--- Start DATA TO USE ---
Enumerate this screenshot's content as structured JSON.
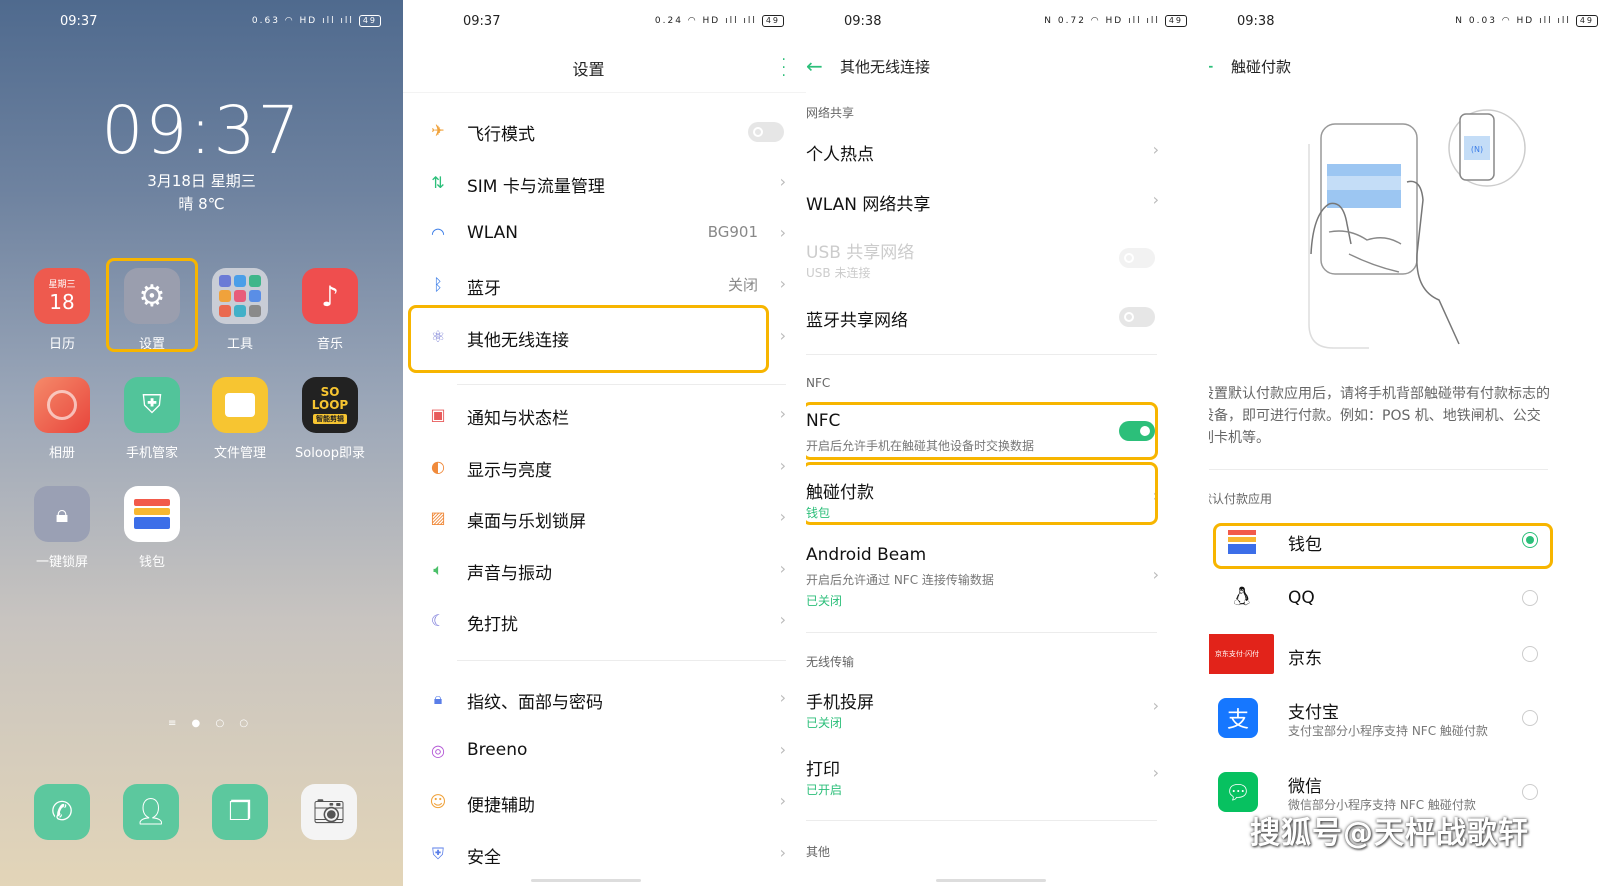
{
  "home": {
    "status_time": "09:37",
    "status_icons": "0.63 ◠ HD ıll ıll",
    "battery": "49",
    "clock": "09:37",
    "date": "3月18日 星期三",
    "weather": "晴 8℃",
    "calendar_top": "星期三",
    "calendar_day": "18",
    "apps": [
      "日历",
      "设置",
      "工具",
      "音乐",
      "相册",
      "手机管家",
      "文件管理",
      "Soloop即录",
      "一键锁屏",
      "钱包"
    ],
    "soloop_text": "SO LOOP",
    "soloop_sub": "智能剪辑",
    "page_dots": "≡ ● ○ ○"
  },
  "settings": {
    "status_time": "09:37",
    "status_icons": "0.24 ◠ HD ıll ıll",
    "battery": "49",
    "title": "设置",
    "items": [
      {
        "label": "飞行模式"
      },
      {
        "label": "SIM 卡与流量管理"
      },
      {
        "label": "WLAN",
        "value": "BG901"
      },
      {
        "label": "蓝牙",
        "value": "关闭"
      },
      {
        "label": "其他无线连接"
      },
      {
        "label": "通知与状态栏"
      },
      {
        "label": "显示与亮度"
      },
      {
        "label": "桌面与乐划锁屏"
      },
      {
        "label": "声音与振动"
      },
      {
        "label": "免打扰"
      },
      {
        "label": "指纹、面部与密码"
      },
      {
        "label": "Breeno"
      },
      {
        "label": "便捷辅助"
      },
      {
        "label": "安全"
      }
    ]
  },
  "wireless": {
    "status_time": "09:38",
    "status_icons": "N 0.72 ◠ HD ıll ıll",
    "battery": "49",
    "title": "其他无线连接",
    "sec_share": "网络共享",
    "hotspot": "个人热点",
    "wlan_share": "WLAN 网络共享",
    "usb_share": "USB 共享网络",
    "usb_sub": "USB 未连接",
    "bt_share": "蓝牙共享网络",
    "sec_nfc": "NFC",
    "nfc": "NFC",
    "nfc_sub": "开启后允许手机在触碰其他设备时交换数据",
    "tap_pay": "触碰付款",
    "tap_pay_sub": "钱包",
    "beam": "Android Beam",
    "beam_sub": "开启后允许通过 NFC 连接传输数据",
    "beam_state": "已关闭",
    "sec_wireless": "无线传输",
    "cast": "手机投屏",
    "cast_state": "已关闭",
    "print": "打印",
    "print_state": "已开启",
    "sec_other": "其他"
  },
  "tap_pay": {
    "status_time": "09:38",
    "status_icons": "N 0.03 ◠ HD ıll ıll",
    "battery": "49",
    "title": "触碰付款",
    "nfc_badge": "(N)",
    "desc": "设置默认付款应用后，请将手机背部触碰带有付款标志的设备，即可进行付款。例如：POS 机、地铁闸机、公交刷卡机等。",
    "sec_default": "默认付款应用",
    "apps": [
      {
        "name": "钱包",
        "sub": "",
        "selected": true
      },
      {
        "name": "QQ",
        "sub": "",
        "selected": false
      },
      {
        "name": "京东",
        "sub": "",
        "selected": false
      },
      {
        "name": "支付宝",
        "sub": "支付宝部分小程序支持 NFC 触碰付款",
        "selected": false
      },
      {
        "name": "微信",
        "sub": "微信部分小程序支持 NFC 触碰付款",
        "selected": false
      }
    ],
    "jd_badge": "京东支付·闪付"
  },
  "watermark": "搜狐号@天枰战歌轩",
  "colors": {
    "accent": "#2cbf7a",
    "highlight": "#f7b500"
  }
}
--- End DATA TO USE ---
* _THE PROBLEM_
Using the material above, retype each entry exactly and omit the pictures.

* _TASK ANSWER_
Enumerate this screenshot's content as structured JSON.
{
  "home": {
    "status_time": "09:37",
    "status_icons": "0.63 ◠ HD ıll ıll",
    "battery": "49",
    "clock": "09:37",
    "date": "3月18日 星期三",
    "weather": "晴 8℃",
    "calendar_top": "星期三",
    "calendar_day": "18",
    "apps": [
      "日历",
      "设置",
      "工具",
      "音乐",
      "相册",
      "手机管家",
      "文件管理",
      "Soloop即录",
      "一键锁屏",
      "钱包"
    ],
    "soloop_text": "SO LOOP",
    "soloop_sub": "智能剪辑",
    "page_dots": "≡ ● ○ ○"
  },
  "settings": {
    "status_time": "09:37",
    "status_icons": "0.24 ◠ HD ıll ıll",
    "battery": "49",
    "title": "设置",
    "items": [
      {
        "label": "飞行模式"
      },
      {
        "label": "SIM 卡与流量管理"
      },
      {
        "label": "WLAN",
        "value": "BG901"
      },
      {
        "label": "蓝牙",
        "value": "关闭"
      },
      {
        "label": "其他无线连接"
      },
      {
        "label": "通知与状态栏"
      },
      {
        "label": "显示与亮度"
      },
      {
        "label": "桌面与乐划锁屏"
      },
      {
        "label": "声音与振动"
      },
      {
        "label": "免打扰"
      },
      {
        "label": "指纹、面部与密码"
      },
      {
        "label": "Breeno"
      },
      {
        "label": "便捷辅助"
      },
      {
        "label": "安全"
      }
    ]
  },
  "wireless": {
    "status_time": "09:38",
    "status_icons": "N 0.72 ◠ HD ıll ıll",
    "battery": "49",
    "title": "其他无线连接",
    "sec_share": "网络共享",
    "hotspot": "个人热点",
    "wlan_share": "WLAN 网络共享",
    "usb_share": "USB 共享网络",
    "usb_sub": "USB 未连接",
    "bt_share": "蓝牙共享网络",
    "sec_nfc": "NFC",
    "nfc": "NFC",
    "nfc_sub": "开启后允许手机在触碰其他设备时交换数据",
    "tap_pay": "触碰付款",
    "tap_pay_sub": "钱包",
    "beam": "Android Beam",
    "beam_sub": "开启后允许通过 NFC 连接传输数据",
    "beam_state": "已关闭",
    "sec_wireless": "无线传输",
    "cast": "手机投屏",
    "cast_state": "已关闭",
    "print": "打印",
    "print_state": "已开启",
    "sec_other": "其他"
  },
  "tap_pay": {
    "status_time": "09:38",
    "status_icons": "N 0.03 ◠ HD ıll ıll",
    "battery": "49",
    "title": "触碰付款",
    "nfc_badge": "(N)",
    "desc": "设置默认付款应用后，请将手机背部触碰带有付款标志的设备，即可进行付款。例如：POS 机、地铁闸机、公交刷卡机等。",
    "sec_default": "默认付款应用",
    "apps": [
      {
        "name": "钱包",
        "sub": "",
        "selected": true
      },
      {
        "name": "QQ",
        "sub": "",
        "selected": false
      },
      {
        "name": "京东",
        "sub": "",
        "selected": false
      },
      {
        "name": "支付宝",
        "sub": "支付宝部分小程序支持 NFC 触碰付款",
        "selected": false
      },
      {
        "name": "微信",
        "sub": "微信部分小程序支持 NFC 触碰付款",
        "selected": false
      }
    ],
    "jd_badge": "京东支付·闪付"
  },
  "watermark": "搜狐号@天枰战歌轩",
  "colors": {
    "accent": "#2cbf7a",
    "highlight": "#f7b500"
  }
}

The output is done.